— START —
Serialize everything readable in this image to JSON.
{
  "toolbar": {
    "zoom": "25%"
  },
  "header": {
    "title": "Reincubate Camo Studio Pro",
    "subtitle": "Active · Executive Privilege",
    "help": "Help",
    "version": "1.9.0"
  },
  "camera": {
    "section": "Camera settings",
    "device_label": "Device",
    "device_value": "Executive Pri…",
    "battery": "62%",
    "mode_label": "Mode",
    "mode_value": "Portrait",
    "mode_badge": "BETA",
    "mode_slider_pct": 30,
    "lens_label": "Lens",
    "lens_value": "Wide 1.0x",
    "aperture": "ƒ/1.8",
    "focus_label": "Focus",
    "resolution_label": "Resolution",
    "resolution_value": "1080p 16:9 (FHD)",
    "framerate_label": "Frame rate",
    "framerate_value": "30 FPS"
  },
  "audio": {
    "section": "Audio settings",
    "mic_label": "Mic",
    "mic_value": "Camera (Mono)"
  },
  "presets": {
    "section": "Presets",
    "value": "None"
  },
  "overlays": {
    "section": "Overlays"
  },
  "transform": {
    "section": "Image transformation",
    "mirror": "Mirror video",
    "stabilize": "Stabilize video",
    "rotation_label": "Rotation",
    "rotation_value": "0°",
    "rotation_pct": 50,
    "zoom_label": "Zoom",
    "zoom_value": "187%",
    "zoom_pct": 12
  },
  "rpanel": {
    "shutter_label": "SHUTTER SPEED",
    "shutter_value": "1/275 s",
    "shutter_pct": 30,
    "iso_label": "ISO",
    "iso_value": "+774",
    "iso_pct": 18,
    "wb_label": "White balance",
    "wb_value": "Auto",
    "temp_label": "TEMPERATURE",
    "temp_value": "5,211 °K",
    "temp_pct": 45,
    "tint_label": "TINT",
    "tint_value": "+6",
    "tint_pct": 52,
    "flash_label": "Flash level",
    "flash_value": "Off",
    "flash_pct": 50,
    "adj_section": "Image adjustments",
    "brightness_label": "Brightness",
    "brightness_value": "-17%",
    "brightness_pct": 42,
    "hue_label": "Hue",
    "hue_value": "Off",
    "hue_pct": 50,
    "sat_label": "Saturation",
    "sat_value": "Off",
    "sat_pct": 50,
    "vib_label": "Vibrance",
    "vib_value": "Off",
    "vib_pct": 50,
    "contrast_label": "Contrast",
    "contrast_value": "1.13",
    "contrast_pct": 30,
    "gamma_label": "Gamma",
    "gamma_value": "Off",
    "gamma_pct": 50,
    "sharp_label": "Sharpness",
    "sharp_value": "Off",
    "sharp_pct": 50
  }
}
— END —
**Task requirements**.
Transcribe each record exactly. Leave nothing out.

**Output for this task**.
Serialize everything readable in this image to JSON.
{
  "toolbar": {
    "zoom": "25%"
  },
  "header": {
    "title": "Reincubate Camo Studio Pro",
    "subtitle": "Active · Executive Privilege",
    "help": "Help",
    "version": "1.9.0"
  },
  "camera": {
    "section": "Camera settings",
    "device_label": "Device",
    "device_value": "Executive Pri…",
    "battery": "62%",
    "mode_label": "Mode",
    "mode_value": "Portrait",
    "mode_badge": "BETA",
    "mode_slider_pct": 30,
    "lens_label": "Lens",
    "lens_value": "Wide 1.0x",
    "aperture": "ƒ/1.8",
    "focus_label": "Focus",
    "resolution_label": "Resolution",
    "resolution_value": "1080p 16:9 (FHD)",
    "framerate_label": "Frame rate",
    "framerate_value": "30 FPS"
  },
  "audio": {
    "section": "Audio settings",
    "mic_label": "Mic",
    "mic_value": "Camera (Mono)"
  },
  "presets": {
    "section": "Presets",
    "value": "None"
  },
  "overlays": {
    "section": "Overlays"
  },
  "transform": {
    "section": "Image transformation",
    "mirror": "Mirror video",
    "stabilize": "Stabilize video",
    "rotation_label": "Rotation",
    "rotation_value": "0°",
    "rotation_pct": 50,
    "zoom_label": "Zoom",
    "zoom_value": "187%",
    "zoom_pct": 12
  },
  "rpanel": {
    "shutter_label": "SHUTTER SPEED",
    "shutter_value": "1/275 s",
    "shutter_pct": 30,
    "iso_label": "ISO",
    "iso_value": "+774",
    "iso_pct": 18,
    "wb_label": "White balance",
    "wb_value": "Auto",
    "temp_label": "TEMPERATURE",
    "temp_value": "5,211 °K",
    "temp_pct": 45,
    "tint_label": "TINT",
    "tint_value": "+6",
    "tint_pct": 52,
    "flash_label": "Flash level",
    "flash_value": "Off",
    "flash_pct": 50,
    "adj_section": "Image adjustments",
    "brightness_label": "Brightness",
    "brightness_value": "-17%",
    "brightness_pct": 42,
    "hue_label": "Hue",
    "hue_value": "Off",
    "hue_pct": 50,
    "sat_label": "Saturation",
    "sat_value": "Off",
    "sat_pct": 50,
    "vib_label": "Vibrance",
    "vib_value": "Off",
    "vib_pct": 50,
    "contrast_label": "Contrast",
    "contrast_value": "1.13",
    "contrast_pct": 30,
    "gamma_label": "Gamma",
    "gamma_value": "Off",
    "gamma_pct": 50,
    "sharp_label": "Sharpness",
    "sharp_value": "Off",
    "sharp_pct": 50
  }
}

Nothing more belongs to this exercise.